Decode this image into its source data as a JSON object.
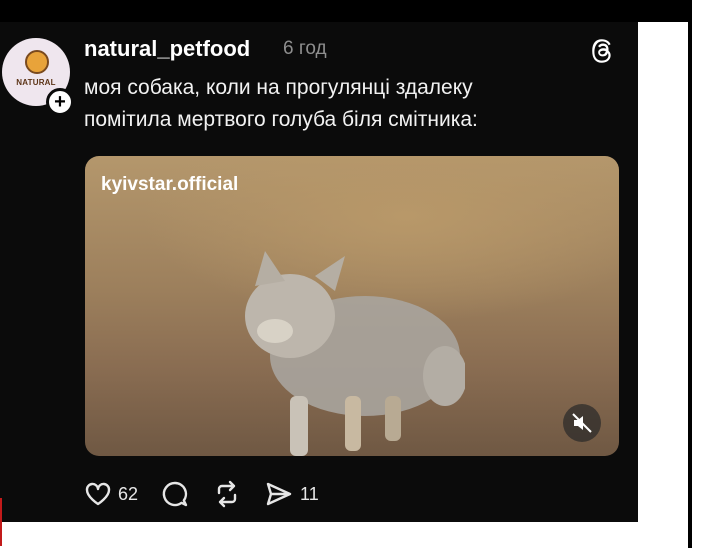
{
  "post": {
    "username": "natural_petfood",
    "time": "6 год",
    "avatar_text": "NATURAL",
    "follow_symbol": "+",
    "caption_line1": "моя собака, коли на прогулянці здалеку",
    "caption_line2": "помітила мертвого голуба біля смітника:",
    "media": {
      "watermark": "kyivstar.official"
    }
  },
  "actions": {
    "likes": "62",
    "reposts_send": "11"
  },
  "icons": {
    "threads": "threads-logo-icon",
    "like": "heart-icon",
    "comment": "comment-bubble-icon",
    "repost": "repost-icon",
    "share": "send-icon",
    "mute": "muted-speaker-icon"
  },
  "colors": {
    "background": "#0b0b0b",
    "text": "#ffffff",
    "muted_text": "#8e8e8e"
  }
}
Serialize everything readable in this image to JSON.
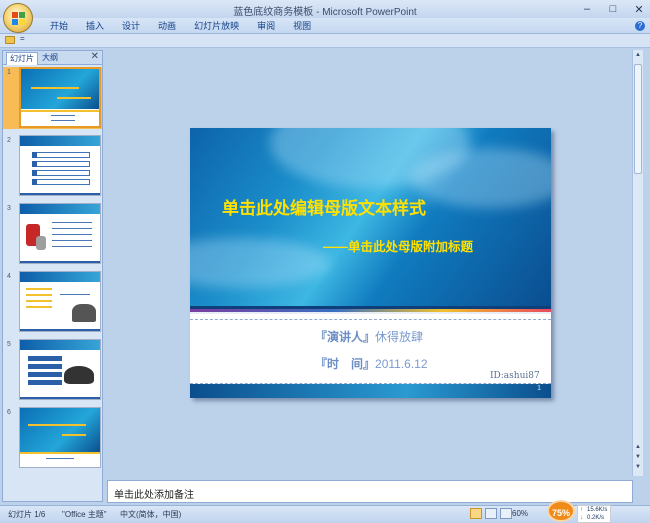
{
  "window": {
    "title": "蓝色底纹商务模板 - Microsoft PowerPoint",
    "controls": [
      "–",
      "□",
      "✕"
    ]
  },
  "ribbon": {
    "tabs": [
      "开始",
      "插入",
      "设计",
      "动画",
      "幻灯片放映",
      "审阅",
      "视图"
    ],
    "help": "?"
  },
  "qat": {
    "arrow": "="
  },
  "panel": {
    "tabs": [
      "幻灯片",
      "大纲"
    ],
    "close": "✕",
    "slides": [
      {
        "num": "1"
      },
      {
        "num": "2"
      },
      {
        "num": "3"
      },
      {
        "num": "4"
      },
      {
        "num": "5"
      },
      {
        "num": "6"
      }
    ]
  },
  "slide": {
    "title": "单击此处编辑母版文本样式",
    "subtitle": "——单击此处母版附加标题",
    "presenter_label": "『演讲人』",
    "presenter_value": "休得放肆",
    "time_label": "『时　间』",
    "time_value": "2011.6.12",
    "id_mark": "ID:ashui87",
    "page_mark": "1"
  },
  "notes": {
    "placeholder": "单击此处添加备注"
  },
  "status": {
    "slide_count": "幻灯片 1/6",
    "theme": "\"Office 主题\"",
    "language": "中文(简体，中国)",
    "zoom_percent": "60%",
    "zoom_badge": "75%",
    "net_up": "15.6K/s",
    "net_down": "0.2K/s"
  },
  "colors": {
    "title_yellow": "#ffe100",
    "selected_thumb": "#f7bc55",
    "ribbon_text": "#15428b"
  }
}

§ Given problem:
Copy every record character for character. Skip the pictures.

§ Complete answer:
Decode this image into its source data as a JSON object.
{
  "post": {
    "username": "natural_petfood",
    "time": "6 год",
    "avatar_text": "NATURAL",
    "follow_symbol": "+",
    "caption_line1": "моя собака, коли на прогулянці здалеку",
    "caption_line2": "помітила мертвого голуба біля смітника:",
    "media": {
      "watermark": "kyivstar.official"
    }
  },
  "actions": {
    "likes": "62",
    "reposts_send": "11"
  },
  "icons": {
    "threads": "threads-logo-icon",
    "like": "heart-icon",
    "comment": "comment-bubble-icon",
    "repost": "repost-icon",
    "share": "send-icon",
    "mute": "muted-speaker-icon"
  },
  "colors": {
    "background": "#0b0b0b",
    "text": "#ffffff",
    "muted_text": "#8e8e8e"
  }
}
Serialize everything readable in this image to JSON.
{
  "window": {
    "title": "蓝色底纹商务模板 - Microsoft PowerPoint",
    "controls": [
      "–",
      "□",
      "✕"
    ]
  },
  "ribbon": {
    "tabs": [
      "开始",
      "插入",
      "设计",
      "动画",
      "幻灯片放映",
      "审阅",
      "视图"
    ],
    "help": "?"
  },
  "qat": {
    "arrow": "="
  },
  "panel": {
    "tabs": [
      "幻灯片",
      "大纲"
    ],
    "close": "✕",
    "slides": [
      {
        "num": "1"
      },
      {
        "num": "2"
      },
      {
        "num": "3"
      },
      {
        "num": "4"
      },
      {
        "num": "5"
      },
      {
        "num": "6"
      }
    ]
  },
  "slide": {
    "title": "单击此处编辑母版文本样式",
    "subtitle": "——单击此处母版附加标题",
    "presenter_label": "『演讲人』",
    "presenter_value": "休得放肆",
    "time_label": "『时　间』",
    "time_value": "2011.6.12",
    "id_mark": "ID:ashui87",
    "page_mark": "1"
  },
  "notes": {
    "placeholder": "单击此处添加备注"
  },
  "status": {
    "slide_count": "幻灯片 1/6",
    "theme": "\"Office 主题\"",
    "language": "中文(简体，中国)",
    "zoom_percent": "60%",
    "zoom_badge": "75%",
    "net_up": "15.6K/s",
    "net_down": "0.2K/s"
  },
  "colors": {
    "title_yellow": "#ffe100",
    "selected_thumb": "#f7bc55",
    "ribbon_text": "#15428b"
  }
}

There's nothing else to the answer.